··· Raw records

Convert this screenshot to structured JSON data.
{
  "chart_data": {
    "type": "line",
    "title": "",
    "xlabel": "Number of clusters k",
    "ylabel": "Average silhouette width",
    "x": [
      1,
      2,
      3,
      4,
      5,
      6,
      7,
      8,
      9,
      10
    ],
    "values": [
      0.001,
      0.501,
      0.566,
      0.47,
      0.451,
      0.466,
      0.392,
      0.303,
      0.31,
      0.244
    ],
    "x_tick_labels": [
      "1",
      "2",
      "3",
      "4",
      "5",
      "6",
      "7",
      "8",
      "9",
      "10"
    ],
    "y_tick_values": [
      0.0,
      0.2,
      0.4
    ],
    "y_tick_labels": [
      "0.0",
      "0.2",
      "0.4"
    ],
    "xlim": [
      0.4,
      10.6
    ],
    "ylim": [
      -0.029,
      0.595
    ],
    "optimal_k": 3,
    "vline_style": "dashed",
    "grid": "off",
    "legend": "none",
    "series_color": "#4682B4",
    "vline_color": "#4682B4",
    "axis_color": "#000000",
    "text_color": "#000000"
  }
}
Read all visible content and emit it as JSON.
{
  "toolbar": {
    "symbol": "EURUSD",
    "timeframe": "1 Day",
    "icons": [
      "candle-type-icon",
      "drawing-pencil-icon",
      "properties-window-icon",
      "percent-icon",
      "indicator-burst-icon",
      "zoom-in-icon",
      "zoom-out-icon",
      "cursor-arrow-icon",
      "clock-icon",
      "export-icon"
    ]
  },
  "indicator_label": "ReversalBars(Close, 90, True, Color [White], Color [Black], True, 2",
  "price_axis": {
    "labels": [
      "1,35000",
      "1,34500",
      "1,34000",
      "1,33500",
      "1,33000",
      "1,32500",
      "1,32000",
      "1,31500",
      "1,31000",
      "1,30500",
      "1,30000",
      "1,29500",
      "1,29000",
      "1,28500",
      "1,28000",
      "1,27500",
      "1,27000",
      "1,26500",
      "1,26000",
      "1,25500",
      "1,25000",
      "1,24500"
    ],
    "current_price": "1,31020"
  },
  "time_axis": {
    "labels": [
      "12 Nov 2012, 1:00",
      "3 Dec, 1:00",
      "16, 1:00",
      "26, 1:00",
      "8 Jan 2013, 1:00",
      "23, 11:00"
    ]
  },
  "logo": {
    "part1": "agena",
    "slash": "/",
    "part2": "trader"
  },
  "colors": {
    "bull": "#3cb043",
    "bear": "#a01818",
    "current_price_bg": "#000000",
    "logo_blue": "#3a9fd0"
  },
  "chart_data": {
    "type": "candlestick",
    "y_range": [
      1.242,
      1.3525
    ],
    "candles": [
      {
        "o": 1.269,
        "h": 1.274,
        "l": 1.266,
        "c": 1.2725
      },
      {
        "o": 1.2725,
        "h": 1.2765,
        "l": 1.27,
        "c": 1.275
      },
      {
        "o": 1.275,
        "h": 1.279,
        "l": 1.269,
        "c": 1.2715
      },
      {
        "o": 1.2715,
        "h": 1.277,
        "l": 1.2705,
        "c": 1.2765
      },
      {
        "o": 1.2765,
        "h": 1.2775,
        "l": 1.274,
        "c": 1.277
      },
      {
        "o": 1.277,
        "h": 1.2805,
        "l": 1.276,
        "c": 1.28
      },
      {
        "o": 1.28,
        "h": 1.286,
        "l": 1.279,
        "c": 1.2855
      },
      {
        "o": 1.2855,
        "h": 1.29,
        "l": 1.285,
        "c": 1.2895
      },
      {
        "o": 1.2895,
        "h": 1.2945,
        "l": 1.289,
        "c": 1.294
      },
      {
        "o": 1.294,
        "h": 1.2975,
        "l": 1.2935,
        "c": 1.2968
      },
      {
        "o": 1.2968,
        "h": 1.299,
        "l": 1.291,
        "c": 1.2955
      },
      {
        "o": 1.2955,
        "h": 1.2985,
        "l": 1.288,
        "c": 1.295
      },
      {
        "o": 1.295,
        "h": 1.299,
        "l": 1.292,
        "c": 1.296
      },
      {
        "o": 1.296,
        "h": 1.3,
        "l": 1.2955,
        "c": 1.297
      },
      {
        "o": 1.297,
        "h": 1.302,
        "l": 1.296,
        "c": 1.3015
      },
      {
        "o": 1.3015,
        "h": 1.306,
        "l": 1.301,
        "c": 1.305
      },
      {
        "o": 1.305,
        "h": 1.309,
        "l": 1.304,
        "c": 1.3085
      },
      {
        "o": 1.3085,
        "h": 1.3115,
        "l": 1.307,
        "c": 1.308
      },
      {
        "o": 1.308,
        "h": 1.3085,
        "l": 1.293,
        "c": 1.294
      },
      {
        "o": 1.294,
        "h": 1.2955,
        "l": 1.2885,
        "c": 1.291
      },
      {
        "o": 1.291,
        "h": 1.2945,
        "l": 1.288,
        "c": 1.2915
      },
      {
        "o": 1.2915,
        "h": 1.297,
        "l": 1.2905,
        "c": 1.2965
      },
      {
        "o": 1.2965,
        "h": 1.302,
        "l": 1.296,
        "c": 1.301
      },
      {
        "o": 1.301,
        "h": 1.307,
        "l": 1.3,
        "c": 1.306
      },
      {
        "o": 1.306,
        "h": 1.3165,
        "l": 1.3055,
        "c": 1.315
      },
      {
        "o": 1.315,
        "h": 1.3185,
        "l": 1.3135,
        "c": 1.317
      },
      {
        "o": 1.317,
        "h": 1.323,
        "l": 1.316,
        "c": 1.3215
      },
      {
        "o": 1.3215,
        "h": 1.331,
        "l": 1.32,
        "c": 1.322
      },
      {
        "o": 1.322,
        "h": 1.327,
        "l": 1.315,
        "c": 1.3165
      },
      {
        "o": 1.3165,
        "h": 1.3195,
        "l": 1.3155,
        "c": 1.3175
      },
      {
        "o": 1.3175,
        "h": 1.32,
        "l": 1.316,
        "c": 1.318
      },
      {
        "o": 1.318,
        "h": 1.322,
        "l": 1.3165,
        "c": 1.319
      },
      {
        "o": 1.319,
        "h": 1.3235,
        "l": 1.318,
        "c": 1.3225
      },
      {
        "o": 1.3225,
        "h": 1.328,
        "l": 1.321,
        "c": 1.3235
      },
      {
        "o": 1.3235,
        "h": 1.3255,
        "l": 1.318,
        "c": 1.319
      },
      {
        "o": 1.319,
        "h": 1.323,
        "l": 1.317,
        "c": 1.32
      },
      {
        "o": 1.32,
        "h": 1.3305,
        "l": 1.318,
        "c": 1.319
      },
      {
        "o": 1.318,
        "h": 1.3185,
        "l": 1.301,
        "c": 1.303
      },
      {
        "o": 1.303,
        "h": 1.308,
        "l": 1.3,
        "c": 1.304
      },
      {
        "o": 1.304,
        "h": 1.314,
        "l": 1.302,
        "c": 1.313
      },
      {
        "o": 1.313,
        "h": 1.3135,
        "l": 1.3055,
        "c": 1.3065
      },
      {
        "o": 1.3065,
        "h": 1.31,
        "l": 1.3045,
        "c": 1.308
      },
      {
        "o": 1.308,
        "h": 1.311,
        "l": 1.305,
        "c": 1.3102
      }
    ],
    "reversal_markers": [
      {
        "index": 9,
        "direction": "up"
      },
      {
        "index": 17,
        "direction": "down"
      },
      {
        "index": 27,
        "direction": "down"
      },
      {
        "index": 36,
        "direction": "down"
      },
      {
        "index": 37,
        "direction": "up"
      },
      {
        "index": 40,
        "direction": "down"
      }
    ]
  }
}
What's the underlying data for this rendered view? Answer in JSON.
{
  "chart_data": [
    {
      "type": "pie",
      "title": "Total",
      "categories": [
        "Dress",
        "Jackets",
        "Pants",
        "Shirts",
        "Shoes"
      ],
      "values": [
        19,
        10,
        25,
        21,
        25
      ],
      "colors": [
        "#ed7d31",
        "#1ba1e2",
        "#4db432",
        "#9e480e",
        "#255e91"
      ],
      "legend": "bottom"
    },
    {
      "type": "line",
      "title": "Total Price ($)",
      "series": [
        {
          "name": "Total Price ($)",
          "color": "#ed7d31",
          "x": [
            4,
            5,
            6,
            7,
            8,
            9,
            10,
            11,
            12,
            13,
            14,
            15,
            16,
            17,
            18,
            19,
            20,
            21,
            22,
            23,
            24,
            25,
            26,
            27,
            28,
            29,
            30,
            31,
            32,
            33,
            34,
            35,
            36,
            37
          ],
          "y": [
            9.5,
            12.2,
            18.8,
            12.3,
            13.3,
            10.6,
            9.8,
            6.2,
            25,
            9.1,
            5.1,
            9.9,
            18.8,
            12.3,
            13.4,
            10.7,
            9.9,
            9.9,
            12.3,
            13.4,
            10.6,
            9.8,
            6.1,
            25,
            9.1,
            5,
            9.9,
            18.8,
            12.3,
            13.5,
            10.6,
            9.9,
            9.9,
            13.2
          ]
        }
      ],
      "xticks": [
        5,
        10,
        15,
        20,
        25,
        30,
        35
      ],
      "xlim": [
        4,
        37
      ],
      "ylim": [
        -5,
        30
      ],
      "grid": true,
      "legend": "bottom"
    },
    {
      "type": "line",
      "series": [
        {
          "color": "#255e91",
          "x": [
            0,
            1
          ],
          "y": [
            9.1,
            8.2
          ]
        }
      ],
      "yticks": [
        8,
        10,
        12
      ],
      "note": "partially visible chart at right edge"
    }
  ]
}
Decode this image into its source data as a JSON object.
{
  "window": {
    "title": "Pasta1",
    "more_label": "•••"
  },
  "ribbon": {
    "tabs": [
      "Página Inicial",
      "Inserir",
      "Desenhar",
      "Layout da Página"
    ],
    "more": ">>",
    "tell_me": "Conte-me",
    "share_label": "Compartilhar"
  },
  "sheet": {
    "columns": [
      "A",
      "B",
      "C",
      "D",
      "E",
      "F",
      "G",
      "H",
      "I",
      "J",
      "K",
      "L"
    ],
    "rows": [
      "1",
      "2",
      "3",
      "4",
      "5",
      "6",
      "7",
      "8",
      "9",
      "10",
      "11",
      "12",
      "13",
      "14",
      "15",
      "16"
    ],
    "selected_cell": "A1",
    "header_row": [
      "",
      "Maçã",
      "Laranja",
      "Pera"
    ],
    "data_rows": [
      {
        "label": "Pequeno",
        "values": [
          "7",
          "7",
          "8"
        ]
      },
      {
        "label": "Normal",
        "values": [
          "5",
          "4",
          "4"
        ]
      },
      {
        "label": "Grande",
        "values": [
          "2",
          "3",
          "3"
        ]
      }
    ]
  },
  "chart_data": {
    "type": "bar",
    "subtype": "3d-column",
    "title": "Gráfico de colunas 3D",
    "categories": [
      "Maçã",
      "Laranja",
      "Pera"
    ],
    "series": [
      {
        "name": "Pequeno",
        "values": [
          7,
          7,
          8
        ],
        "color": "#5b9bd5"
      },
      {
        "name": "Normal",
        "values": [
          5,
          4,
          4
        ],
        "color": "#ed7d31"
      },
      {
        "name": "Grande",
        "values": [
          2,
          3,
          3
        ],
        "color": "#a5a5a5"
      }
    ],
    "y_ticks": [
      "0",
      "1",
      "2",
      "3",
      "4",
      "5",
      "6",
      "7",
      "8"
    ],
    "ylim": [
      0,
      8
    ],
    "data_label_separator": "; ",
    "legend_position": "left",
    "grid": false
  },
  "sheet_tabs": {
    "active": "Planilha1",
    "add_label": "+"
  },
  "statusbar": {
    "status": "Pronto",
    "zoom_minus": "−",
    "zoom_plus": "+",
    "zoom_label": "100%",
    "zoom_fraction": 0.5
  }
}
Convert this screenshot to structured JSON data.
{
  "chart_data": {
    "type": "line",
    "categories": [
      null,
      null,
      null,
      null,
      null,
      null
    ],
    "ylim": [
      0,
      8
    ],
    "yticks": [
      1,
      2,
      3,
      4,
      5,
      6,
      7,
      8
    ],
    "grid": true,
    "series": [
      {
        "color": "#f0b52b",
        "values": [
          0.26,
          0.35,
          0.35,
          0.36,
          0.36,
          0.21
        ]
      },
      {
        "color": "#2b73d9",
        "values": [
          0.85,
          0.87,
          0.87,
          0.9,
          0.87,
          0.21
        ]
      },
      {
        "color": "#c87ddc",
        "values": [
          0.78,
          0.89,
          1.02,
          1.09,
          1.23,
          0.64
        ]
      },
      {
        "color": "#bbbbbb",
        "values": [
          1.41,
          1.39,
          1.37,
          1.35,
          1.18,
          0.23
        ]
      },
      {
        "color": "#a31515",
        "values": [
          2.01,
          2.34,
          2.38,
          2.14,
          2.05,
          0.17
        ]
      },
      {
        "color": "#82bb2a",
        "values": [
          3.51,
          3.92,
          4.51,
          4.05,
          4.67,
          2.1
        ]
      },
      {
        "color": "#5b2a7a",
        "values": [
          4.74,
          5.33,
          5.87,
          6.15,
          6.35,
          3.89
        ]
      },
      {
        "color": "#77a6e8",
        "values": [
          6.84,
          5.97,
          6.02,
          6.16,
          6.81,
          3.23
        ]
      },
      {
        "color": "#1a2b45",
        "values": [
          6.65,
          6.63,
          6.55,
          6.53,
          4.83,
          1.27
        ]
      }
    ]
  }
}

······

▶ **What you are asked to do**
Copy out all lines from the material above that contain the string "grid".

▶ **Task answer**
    "grid": "off",
      "grid": true,
    "grid": false
    "grid": true,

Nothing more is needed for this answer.